* **WHAT IS ASKED**: Pull every line holding the string "Certificates" from the records below.

* **PROVIDED DATA**:
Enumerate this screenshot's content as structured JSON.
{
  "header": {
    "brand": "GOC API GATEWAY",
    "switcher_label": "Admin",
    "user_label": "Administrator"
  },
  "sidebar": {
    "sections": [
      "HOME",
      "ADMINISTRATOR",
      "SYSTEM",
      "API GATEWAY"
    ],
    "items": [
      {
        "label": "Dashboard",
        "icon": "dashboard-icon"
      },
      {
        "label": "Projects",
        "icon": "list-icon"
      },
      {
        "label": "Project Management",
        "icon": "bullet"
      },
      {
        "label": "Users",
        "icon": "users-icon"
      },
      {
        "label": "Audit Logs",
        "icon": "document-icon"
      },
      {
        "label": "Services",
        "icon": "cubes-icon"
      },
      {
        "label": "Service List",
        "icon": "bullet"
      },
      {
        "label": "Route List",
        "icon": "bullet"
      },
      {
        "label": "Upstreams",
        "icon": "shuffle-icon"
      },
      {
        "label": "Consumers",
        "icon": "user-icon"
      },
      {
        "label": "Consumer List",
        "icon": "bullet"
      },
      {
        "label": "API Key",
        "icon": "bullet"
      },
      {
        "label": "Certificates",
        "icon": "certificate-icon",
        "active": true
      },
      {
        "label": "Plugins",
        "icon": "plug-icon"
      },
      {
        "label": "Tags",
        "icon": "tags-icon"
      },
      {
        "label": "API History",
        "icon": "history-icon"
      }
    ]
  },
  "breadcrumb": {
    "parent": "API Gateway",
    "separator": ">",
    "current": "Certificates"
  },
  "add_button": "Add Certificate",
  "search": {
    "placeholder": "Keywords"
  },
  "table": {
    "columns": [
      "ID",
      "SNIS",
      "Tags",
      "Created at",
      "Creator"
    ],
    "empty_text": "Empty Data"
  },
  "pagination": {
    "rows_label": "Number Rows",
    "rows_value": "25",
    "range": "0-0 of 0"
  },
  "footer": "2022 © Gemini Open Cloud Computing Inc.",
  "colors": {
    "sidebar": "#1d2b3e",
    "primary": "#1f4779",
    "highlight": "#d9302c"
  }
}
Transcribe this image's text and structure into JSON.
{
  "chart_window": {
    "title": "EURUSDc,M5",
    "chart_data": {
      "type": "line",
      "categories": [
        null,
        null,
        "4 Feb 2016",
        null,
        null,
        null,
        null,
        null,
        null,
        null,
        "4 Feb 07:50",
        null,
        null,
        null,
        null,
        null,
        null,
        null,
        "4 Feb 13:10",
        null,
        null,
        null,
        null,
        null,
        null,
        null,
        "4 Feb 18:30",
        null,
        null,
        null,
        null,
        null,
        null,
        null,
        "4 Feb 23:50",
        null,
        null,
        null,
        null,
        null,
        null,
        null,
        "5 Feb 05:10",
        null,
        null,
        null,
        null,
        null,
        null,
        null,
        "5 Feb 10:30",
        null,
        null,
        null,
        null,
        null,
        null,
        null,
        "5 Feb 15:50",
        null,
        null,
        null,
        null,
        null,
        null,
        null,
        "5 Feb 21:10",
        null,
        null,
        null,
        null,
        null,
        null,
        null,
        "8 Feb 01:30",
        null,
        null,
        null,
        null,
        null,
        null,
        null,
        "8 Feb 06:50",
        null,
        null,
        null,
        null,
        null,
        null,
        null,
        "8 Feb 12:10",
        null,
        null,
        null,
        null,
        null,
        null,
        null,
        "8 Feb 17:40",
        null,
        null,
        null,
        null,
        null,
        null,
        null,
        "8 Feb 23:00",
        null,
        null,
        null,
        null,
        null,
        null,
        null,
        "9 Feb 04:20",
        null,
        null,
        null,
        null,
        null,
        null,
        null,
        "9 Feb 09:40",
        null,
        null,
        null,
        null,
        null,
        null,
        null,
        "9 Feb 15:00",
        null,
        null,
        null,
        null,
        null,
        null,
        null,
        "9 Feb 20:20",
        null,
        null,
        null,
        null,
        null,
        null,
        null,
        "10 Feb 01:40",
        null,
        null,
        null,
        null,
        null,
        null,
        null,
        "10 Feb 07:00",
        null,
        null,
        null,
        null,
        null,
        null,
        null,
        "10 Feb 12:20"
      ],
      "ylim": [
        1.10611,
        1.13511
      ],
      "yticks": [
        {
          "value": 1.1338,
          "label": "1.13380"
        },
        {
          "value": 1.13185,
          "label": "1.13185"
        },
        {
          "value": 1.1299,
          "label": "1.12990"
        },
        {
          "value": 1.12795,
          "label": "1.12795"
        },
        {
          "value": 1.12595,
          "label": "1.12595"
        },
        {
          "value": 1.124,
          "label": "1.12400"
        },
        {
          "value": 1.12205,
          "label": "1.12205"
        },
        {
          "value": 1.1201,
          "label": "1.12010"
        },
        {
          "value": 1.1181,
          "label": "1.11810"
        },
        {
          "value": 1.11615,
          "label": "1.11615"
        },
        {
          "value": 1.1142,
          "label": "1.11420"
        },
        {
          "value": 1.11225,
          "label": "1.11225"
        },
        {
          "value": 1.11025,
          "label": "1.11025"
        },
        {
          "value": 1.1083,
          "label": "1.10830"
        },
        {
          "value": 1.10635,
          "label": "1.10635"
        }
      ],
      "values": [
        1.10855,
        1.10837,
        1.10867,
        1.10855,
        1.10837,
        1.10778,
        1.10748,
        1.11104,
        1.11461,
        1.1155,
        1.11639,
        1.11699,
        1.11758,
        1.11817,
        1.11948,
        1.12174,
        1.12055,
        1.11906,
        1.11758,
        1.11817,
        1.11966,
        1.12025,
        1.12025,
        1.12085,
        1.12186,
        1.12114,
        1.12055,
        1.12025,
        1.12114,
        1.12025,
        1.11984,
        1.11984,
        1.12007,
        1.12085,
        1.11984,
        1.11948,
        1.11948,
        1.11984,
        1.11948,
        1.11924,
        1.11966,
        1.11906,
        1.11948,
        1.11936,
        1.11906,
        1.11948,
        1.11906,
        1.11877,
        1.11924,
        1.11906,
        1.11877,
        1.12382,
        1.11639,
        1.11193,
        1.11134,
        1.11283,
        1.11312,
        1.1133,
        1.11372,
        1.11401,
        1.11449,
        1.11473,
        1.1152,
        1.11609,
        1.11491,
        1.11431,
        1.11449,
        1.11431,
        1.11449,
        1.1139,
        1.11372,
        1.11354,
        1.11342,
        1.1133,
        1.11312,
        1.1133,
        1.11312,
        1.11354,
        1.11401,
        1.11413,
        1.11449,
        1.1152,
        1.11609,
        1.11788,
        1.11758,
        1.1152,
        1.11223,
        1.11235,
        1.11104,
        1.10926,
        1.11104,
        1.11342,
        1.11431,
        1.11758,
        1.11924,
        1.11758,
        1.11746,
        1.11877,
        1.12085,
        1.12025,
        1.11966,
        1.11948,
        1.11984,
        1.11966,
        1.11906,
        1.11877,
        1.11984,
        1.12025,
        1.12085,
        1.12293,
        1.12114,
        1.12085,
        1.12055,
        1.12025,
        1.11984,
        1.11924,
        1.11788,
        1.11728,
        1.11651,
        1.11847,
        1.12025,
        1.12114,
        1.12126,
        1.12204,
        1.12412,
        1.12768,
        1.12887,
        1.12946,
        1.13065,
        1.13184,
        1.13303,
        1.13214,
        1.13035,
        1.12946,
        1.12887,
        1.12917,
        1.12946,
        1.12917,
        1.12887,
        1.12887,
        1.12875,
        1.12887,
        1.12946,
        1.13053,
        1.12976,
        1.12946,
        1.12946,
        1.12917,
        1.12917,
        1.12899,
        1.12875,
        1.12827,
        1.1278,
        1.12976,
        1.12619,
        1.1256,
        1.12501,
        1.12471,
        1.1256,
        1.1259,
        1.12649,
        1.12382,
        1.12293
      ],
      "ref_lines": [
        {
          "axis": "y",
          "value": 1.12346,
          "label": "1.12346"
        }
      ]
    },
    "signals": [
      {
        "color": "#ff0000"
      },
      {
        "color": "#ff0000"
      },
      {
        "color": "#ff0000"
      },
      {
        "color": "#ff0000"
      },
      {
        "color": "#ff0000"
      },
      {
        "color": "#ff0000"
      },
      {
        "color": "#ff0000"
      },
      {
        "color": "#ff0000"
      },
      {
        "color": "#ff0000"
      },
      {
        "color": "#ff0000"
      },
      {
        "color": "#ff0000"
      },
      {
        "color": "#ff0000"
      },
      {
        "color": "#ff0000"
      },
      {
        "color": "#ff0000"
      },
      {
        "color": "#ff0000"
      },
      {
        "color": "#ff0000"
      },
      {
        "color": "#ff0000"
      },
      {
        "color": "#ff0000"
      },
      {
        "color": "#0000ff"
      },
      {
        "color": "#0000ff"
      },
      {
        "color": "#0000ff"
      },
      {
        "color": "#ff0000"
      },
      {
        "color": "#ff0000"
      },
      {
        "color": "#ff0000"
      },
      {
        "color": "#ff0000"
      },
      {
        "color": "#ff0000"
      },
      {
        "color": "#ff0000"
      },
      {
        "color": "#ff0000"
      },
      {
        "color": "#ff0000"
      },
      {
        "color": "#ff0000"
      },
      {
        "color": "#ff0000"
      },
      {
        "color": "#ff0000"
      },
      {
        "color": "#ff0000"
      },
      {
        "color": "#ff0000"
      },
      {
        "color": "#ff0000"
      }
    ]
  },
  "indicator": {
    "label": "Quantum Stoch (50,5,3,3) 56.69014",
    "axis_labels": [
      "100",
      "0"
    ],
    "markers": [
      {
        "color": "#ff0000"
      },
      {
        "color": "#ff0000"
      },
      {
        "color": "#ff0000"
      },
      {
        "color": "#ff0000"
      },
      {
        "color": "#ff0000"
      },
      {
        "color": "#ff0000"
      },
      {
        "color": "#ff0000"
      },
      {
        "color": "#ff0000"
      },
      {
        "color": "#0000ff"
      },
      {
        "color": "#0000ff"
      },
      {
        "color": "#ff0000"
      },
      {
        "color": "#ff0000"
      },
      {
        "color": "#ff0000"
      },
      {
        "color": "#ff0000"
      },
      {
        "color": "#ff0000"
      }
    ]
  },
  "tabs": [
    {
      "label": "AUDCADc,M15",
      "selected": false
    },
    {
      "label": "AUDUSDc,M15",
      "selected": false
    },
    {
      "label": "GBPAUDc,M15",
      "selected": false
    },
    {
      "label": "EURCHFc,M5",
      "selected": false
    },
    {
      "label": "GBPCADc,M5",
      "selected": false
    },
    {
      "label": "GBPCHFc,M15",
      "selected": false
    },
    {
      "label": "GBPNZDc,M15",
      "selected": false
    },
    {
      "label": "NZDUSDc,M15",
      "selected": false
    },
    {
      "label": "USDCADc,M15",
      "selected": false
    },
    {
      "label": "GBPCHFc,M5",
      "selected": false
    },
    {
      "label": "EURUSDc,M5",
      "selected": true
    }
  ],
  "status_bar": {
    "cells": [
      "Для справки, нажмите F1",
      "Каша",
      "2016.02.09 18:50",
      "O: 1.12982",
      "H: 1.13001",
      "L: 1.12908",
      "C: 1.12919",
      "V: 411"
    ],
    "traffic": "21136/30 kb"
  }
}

* **COMPLETE ANSWER**:
        "label": "Certificates",
    "current": "Certificates"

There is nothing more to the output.